+++ 抽出した項目

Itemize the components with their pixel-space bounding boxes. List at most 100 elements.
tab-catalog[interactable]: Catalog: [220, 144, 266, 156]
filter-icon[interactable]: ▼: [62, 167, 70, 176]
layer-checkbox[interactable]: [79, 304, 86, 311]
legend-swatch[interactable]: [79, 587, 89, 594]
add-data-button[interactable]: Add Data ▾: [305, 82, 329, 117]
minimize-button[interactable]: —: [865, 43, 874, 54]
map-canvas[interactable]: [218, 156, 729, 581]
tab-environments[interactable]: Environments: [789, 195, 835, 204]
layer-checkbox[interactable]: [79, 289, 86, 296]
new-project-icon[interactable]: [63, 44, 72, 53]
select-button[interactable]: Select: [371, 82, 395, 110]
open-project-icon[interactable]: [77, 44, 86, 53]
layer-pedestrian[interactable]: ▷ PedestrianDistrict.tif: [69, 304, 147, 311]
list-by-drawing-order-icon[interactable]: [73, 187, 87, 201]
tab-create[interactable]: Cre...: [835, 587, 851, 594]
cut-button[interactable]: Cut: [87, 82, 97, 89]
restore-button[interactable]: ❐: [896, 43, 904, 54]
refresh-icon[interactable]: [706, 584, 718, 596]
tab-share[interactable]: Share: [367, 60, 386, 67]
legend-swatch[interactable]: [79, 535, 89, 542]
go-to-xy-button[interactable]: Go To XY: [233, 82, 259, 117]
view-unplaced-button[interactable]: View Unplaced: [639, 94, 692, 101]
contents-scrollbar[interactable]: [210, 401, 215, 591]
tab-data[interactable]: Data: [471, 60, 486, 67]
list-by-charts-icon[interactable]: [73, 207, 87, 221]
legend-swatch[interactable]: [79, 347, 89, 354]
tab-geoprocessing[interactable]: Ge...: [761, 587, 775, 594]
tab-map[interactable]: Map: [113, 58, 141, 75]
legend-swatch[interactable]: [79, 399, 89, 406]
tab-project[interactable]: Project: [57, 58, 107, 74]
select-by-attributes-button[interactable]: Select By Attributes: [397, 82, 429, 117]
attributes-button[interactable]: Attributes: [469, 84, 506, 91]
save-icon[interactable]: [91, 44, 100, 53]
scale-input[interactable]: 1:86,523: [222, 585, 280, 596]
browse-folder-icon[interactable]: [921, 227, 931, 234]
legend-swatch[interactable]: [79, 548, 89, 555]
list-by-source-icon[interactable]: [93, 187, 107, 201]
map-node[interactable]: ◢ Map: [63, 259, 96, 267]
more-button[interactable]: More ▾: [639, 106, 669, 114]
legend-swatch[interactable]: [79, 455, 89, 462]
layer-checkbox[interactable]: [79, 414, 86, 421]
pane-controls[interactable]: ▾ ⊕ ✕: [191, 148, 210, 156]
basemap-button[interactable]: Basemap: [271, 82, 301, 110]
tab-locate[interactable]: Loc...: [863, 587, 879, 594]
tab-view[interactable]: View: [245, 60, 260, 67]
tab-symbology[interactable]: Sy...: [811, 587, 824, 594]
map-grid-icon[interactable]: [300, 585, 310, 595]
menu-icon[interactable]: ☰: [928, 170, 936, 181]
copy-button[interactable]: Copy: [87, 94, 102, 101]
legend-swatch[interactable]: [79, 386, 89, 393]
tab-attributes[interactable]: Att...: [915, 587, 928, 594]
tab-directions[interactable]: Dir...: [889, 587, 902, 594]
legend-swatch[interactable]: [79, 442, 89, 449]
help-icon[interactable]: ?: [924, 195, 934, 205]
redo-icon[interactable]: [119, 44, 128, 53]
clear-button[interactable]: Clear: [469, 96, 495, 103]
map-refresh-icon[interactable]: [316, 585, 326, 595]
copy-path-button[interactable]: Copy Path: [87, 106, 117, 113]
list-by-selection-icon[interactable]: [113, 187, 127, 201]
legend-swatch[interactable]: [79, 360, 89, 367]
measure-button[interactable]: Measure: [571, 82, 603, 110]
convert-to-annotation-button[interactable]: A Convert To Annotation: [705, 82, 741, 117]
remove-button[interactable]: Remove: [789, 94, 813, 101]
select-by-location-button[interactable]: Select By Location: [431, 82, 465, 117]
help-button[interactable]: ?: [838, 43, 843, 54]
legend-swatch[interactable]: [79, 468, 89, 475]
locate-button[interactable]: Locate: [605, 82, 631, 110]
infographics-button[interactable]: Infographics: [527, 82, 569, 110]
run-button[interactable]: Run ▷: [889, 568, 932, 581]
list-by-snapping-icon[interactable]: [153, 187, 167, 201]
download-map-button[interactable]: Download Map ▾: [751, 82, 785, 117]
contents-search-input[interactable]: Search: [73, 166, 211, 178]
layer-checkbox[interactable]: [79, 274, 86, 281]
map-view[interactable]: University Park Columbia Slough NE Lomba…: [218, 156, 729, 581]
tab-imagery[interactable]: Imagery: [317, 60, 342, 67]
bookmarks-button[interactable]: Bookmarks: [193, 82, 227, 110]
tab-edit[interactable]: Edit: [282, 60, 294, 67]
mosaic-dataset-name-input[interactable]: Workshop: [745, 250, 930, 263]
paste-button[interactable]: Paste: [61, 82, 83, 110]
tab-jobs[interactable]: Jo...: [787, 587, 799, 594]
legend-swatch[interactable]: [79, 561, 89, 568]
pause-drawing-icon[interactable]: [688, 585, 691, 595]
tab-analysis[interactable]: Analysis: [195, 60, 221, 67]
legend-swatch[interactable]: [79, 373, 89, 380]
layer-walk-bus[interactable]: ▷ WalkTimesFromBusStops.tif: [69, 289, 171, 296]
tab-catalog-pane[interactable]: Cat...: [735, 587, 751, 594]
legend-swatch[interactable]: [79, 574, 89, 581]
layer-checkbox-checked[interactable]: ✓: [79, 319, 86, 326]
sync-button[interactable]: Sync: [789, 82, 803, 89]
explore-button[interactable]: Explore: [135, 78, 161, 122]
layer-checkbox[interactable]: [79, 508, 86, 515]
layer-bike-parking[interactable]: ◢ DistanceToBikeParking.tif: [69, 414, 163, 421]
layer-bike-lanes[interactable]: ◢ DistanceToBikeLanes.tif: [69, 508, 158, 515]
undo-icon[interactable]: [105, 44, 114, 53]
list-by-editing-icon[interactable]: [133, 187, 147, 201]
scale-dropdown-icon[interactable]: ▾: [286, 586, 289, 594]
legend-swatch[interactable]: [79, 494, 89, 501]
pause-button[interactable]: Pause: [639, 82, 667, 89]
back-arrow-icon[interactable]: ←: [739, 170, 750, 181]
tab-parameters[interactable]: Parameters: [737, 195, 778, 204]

++++++
+++ 抽出した項目

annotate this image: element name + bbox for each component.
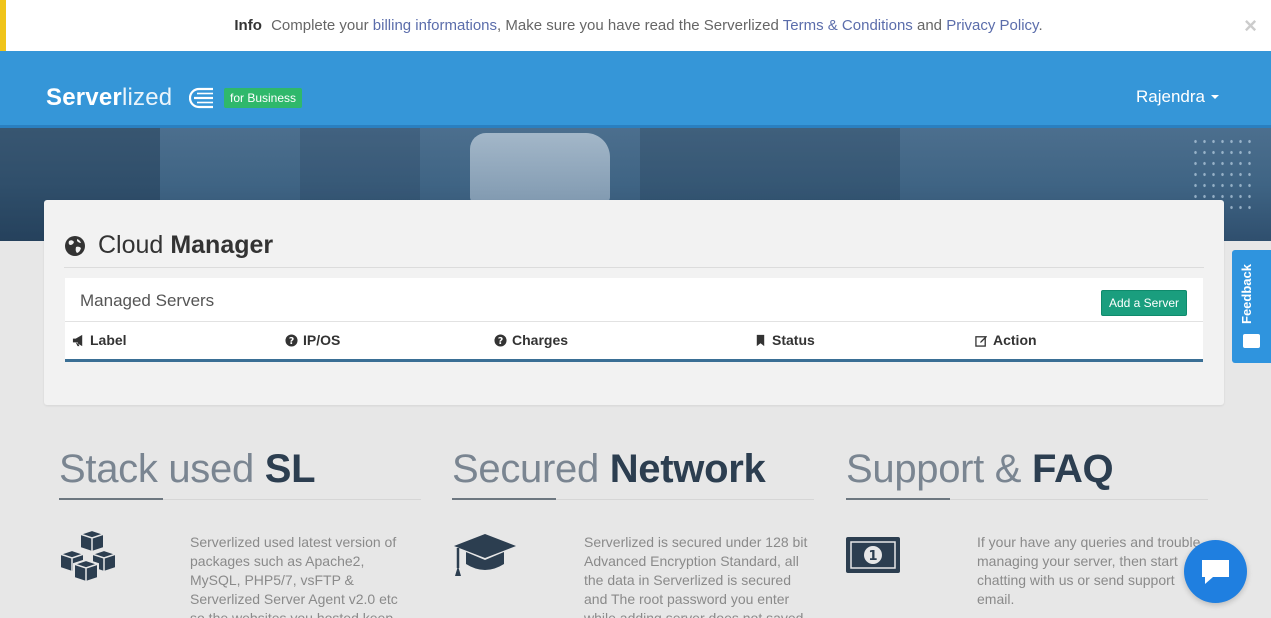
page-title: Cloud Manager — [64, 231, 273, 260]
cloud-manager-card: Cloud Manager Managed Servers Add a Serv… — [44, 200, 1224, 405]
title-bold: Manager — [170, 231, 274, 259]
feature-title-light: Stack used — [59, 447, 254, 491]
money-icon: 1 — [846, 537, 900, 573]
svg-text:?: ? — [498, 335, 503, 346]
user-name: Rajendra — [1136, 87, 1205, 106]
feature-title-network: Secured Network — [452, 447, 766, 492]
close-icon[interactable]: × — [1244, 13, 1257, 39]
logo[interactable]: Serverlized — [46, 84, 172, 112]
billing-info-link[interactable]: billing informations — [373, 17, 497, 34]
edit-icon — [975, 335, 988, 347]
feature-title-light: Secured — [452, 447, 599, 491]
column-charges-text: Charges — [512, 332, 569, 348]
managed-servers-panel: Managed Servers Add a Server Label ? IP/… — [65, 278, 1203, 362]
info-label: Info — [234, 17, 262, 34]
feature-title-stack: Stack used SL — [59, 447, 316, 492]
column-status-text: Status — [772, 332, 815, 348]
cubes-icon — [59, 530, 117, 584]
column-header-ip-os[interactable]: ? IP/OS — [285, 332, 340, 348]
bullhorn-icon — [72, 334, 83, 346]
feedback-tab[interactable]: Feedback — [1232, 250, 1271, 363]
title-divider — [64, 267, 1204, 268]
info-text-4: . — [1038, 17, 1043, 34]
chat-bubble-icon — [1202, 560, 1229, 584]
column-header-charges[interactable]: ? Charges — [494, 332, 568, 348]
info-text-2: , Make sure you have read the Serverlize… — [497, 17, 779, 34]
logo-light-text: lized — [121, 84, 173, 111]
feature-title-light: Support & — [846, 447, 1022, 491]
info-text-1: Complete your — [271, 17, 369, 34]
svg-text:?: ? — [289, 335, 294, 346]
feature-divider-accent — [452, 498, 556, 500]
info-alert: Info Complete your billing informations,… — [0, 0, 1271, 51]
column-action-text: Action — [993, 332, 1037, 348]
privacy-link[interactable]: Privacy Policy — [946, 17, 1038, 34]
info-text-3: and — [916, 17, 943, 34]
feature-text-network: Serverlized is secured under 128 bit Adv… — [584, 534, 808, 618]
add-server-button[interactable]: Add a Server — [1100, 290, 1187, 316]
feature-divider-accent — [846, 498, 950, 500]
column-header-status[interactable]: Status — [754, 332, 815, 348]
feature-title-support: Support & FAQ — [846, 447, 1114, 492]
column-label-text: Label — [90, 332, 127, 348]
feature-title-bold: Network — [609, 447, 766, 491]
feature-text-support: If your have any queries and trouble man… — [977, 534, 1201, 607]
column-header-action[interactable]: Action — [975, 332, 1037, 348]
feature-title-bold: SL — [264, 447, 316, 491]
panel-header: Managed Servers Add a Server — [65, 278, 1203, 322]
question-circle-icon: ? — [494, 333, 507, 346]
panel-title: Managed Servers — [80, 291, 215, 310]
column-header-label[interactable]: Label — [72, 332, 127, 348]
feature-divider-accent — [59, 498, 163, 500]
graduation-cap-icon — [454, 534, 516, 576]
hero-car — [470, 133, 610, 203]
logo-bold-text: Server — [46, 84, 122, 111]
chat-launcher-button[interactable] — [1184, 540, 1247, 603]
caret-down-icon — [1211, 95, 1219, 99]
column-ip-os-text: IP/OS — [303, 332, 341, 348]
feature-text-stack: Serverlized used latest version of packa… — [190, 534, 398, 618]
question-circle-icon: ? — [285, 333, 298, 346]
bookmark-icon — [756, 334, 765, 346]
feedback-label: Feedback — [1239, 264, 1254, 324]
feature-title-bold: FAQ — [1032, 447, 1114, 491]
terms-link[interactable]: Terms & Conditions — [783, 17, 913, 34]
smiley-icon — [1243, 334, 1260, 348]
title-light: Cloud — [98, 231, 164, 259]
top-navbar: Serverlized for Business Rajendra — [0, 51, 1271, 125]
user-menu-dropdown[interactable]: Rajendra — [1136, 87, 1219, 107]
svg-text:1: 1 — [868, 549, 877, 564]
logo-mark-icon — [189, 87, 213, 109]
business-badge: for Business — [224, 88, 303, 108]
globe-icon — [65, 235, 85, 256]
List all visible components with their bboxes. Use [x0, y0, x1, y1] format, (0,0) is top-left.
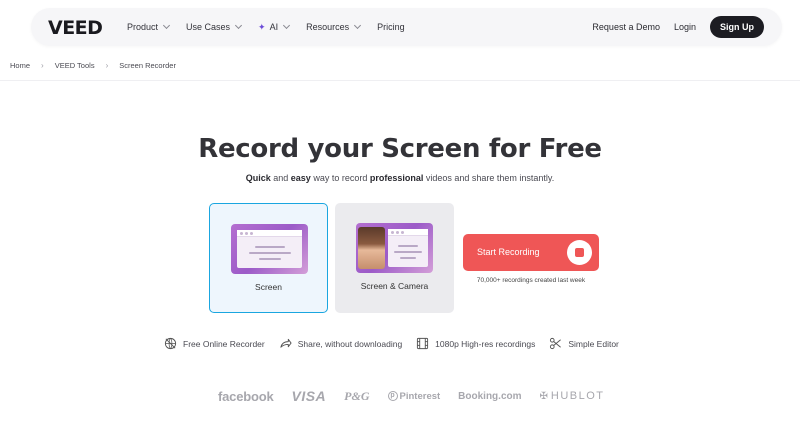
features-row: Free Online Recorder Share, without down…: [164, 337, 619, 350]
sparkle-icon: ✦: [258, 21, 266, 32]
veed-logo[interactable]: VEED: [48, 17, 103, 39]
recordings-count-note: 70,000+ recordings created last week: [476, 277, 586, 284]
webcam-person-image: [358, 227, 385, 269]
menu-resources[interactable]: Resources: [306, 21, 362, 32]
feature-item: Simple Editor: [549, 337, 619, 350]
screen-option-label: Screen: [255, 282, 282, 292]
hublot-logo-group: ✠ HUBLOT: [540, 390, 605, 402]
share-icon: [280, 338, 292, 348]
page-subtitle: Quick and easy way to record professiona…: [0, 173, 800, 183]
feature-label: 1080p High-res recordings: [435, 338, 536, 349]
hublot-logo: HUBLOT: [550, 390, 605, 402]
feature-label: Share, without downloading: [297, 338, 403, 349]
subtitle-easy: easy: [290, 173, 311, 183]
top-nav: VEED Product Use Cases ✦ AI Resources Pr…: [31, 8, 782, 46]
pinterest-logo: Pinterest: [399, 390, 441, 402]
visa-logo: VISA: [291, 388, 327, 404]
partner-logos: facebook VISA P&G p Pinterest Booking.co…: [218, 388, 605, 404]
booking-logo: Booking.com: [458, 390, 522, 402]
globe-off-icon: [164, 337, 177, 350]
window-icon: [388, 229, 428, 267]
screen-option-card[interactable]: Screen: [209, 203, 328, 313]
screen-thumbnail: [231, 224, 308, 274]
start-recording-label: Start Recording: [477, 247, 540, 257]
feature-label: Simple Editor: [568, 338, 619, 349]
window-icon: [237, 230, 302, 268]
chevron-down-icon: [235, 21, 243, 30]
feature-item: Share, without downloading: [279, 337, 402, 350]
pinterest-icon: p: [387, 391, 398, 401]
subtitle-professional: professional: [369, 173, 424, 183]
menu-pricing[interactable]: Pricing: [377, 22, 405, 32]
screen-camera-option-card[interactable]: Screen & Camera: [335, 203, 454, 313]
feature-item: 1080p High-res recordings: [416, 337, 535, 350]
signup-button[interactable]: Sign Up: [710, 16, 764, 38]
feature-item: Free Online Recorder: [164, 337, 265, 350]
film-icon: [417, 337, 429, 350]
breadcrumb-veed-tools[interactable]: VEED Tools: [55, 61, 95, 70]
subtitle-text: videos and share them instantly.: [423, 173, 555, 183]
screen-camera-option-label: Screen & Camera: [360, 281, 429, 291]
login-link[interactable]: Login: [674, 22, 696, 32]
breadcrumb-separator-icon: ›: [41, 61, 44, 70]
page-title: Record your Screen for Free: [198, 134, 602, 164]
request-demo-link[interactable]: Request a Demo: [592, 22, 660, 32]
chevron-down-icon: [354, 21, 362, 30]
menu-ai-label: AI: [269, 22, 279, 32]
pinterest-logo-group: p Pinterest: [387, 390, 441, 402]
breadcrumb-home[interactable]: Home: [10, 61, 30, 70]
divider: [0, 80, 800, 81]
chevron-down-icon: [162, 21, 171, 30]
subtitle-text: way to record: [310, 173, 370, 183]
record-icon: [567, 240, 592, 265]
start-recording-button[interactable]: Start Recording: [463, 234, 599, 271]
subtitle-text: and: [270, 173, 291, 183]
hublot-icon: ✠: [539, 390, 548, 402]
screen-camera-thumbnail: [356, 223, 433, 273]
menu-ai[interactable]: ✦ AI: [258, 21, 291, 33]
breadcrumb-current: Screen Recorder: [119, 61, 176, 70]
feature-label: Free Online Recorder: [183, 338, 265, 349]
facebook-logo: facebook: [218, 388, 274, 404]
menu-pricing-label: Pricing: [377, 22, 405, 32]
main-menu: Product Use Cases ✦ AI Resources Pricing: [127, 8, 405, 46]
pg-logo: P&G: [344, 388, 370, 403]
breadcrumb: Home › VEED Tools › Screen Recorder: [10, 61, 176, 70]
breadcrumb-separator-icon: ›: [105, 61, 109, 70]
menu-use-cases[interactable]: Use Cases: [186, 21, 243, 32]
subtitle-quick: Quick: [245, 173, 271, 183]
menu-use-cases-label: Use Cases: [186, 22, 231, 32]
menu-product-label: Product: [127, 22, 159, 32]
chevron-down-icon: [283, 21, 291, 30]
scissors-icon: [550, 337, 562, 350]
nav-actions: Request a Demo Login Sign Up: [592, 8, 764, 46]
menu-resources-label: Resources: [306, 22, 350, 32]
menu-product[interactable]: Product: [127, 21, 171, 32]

++++++

§ **やること**
「page-title: Cloud Manager」を含む行から「chat-bubble-icon — [1202, 560, 1229, 584]」を含む行まで、一字も変えずに書き写してください。

§ **解答例**
page-title: Cloud Manager — [64, 231, 273, 260]
cloud-manager-card: Cloud Manager Managed Servers Add a Serv… — [44, 200, 1224, 405]
title-bold: Manager — [170, 231, 274, 259]
feature-title-light: Stack used — [59, 447, 254, 491]
money-icon: 1 — [846, 537, 900, 573]
svg-text:?: ? — [498, 335, 503, 346]
user-name: Rajendra — [1136, 87, 1205, 106]
feature-title-network: Secured Network — [452, 447, 766, 492]
close-icon[interactable]: × — [1244, 13, 1257, 39]
logo[interactable]: Serverlized — [46, 84, 172, 112]
billing-info-link[interactable]: billing informations — [373, 17, 497, 34]
edit-icon — [975, 335, 988, 347]
feature-title-light: Secured — [452, 447, 599, 491]
column-charges-text: Charges — [512, 332, 569, 348]
managed-servers-panel: Managed Servers Add a Server Label ? IP/… — [65, 278, 1203, 362]
info-label: Info — [234, 17, 262, 34]
feature-title-stack: Stack used SL — [59, 447, 316, 492]
column-status-text: Status — [772, 332, 815, 348]
cubes-icon — [59, 530, 117, 584]
column-header-ip-os[interactable]: ? IP/OS — [285, 332, 340, 348]
bullhorn-icon — [72, 334, 83, 346]
feedback-tab[interactable]: Feedback — [1232, 250, 1271, 363]
title-divider — [64, 267, 1204, 268]
info-text-4: . — [1038, 17, 1043, 34]
chat-bubble-icon — [1202, 560, 1229, 584]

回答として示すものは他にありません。